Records
= = = =
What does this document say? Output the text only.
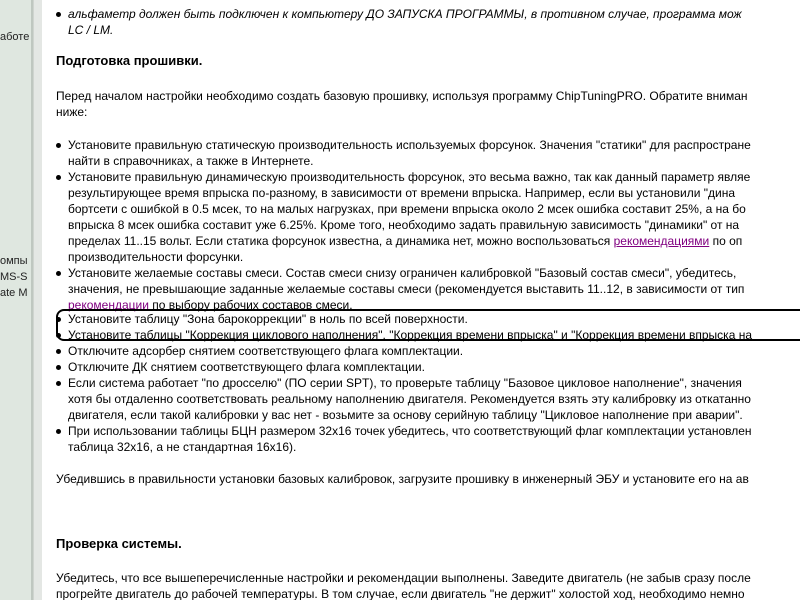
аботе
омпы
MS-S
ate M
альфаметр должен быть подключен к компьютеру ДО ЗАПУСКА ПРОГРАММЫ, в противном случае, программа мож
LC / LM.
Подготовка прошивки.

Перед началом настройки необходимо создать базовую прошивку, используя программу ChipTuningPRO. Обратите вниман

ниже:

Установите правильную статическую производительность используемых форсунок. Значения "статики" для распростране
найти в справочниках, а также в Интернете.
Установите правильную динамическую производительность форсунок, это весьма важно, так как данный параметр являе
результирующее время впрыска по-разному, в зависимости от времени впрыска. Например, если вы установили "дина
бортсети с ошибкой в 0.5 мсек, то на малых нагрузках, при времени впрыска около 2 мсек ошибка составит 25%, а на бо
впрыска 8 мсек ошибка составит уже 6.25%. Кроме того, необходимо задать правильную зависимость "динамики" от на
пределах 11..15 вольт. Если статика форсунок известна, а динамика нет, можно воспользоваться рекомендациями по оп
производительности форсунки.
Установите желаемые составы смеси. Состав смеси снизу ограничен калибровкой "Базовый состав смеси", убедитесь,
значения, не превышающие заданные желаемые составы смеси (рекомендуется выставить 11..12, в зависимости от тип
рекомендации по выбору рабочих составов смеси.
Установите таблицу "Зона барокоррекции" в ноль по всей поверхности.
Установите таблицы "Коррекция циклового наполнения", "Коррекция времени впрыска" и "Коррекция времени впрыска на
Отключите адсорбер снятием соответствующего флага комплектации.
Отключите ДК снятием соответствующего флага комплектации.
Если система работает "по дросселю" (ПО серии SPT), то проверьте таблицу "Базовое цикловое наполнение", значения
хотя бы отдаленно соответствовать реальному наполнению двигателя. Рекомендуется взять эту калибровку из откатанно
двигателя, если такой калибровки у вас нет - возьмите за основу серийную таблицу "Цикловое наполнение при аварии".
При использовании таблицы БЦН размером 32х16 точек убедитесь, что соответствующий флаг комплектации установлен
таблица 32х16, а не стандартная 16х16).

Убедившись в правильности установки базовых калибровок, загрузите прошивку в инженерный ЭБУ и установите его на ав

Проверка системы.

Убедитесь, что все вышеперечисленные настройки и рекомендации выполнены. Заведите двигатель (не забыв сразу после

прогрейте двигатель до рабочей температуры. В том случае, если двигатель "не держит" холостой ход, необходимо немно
= = = =
Reply with nothing but the number of lines that contain the word "флага".

2